EXERCISE TASK:
Copy out every line containing the word "mail".

⁂

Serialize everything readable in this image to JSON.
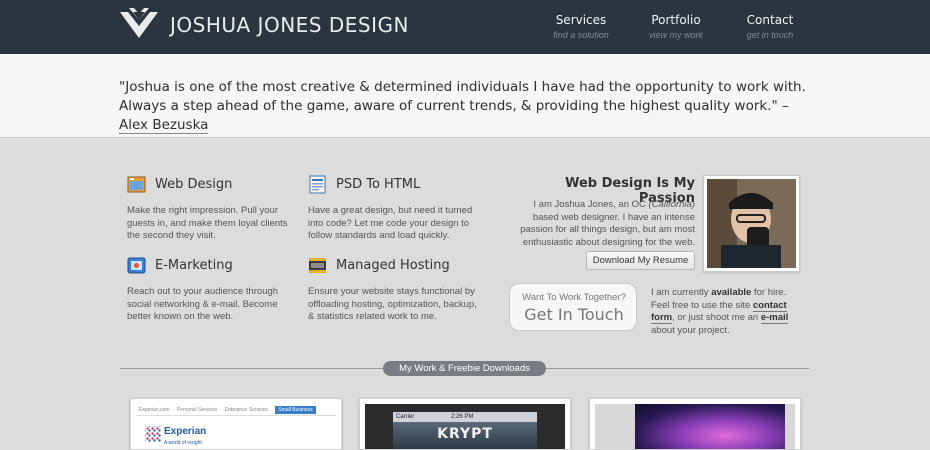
{
  "header": {
    "logo_text": "JOSHUA JONES DESIGN",
    "bg_color": "#2b3540",
    "nav": [
      {
        "label": "Services",
        "sub": "find a solution"
      },
      {
        "label": "Portfolio",
        "sub": "view my work"
      },
      {
        "label": "Contact",
        "sub": "get in touch"
      }
    ]
  },
  "quote": {
    "text": "\"Joshua is one of the most creative & determined individuals I have had the opportunity to work with. Always a step ahead of the game, aware of current trends, & providing the highest quality work.\" – ",
    "author": "Alex Bezuska"
  },
  "services": [
    {
      "title": "Web Design",
      "icon": "web-design-icon",
      "desc": "Make the right impression. Pull your guests in, and make them loyal clients the second they visit."
    },
    {
      "title": "PSD To HTML",
      "icon": "psd-to-html-icon",
      "desc": "Have a great design, but need it turned into code? Let me code your design to follow standards and load quickly."
    },
    {
      "title": "E-Marketing",
      "icon": "e-marketing-icon",
      "desc": "Reach out to your audience through social networking & e-mail. Become better known on the web."
    },
    {
      "title": "Managed Hosting",
      "icon": "managed-hosting-icon",
      "desc": "Ensure your website stays functional by offloading hosting, optimization, backup, & statistics related work to me."
    }
  ],
  "passion": {
    "title": "Web Design Is My Passion",
    "text_a": "I am Joshua Jones, an OC ",
    "text_italic": "(California)",
    "text_b": " based web designer. I have an intense passion for all things design, but am most enthusiastic about designing for the web.",
    "resume_button": "Download My Resume"
  },
  "contact": {
    "small": "Want To Work Together?",
    "big": "Get In Touch",
    "hire_a": "I am currently ",
    "hire_bold": "available",
    "hire_b": " for hire. Feel free to use the site ",
    "contact_link": "contact form",
    "hire_c": ", or just shoot me an ",
    "email_link": "e-mail",
    "hire_d": " about your project."
  },
  "divider": {
    "label": "My Work & Freebie Downloads"
  },
  "portfolio": {
    "thumb1": {
      "nav": [
        "Experian.com",
        "Personal Services",
        "Enterprise Services",
        "Small Business"
      ],
      "logo": "Experian",
      "tagline": "A world of insight"
    },
    "thumb2": {
      "carrier": "Carrier",
      "time": "2:26 PM",
      "title": "KRYPT"
    }
  }
}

⁂

SOLUTION:
      "desc": "Reach out to your audience through social networking & e-mail. Become better known on the web."
    "email_link": "e-mail",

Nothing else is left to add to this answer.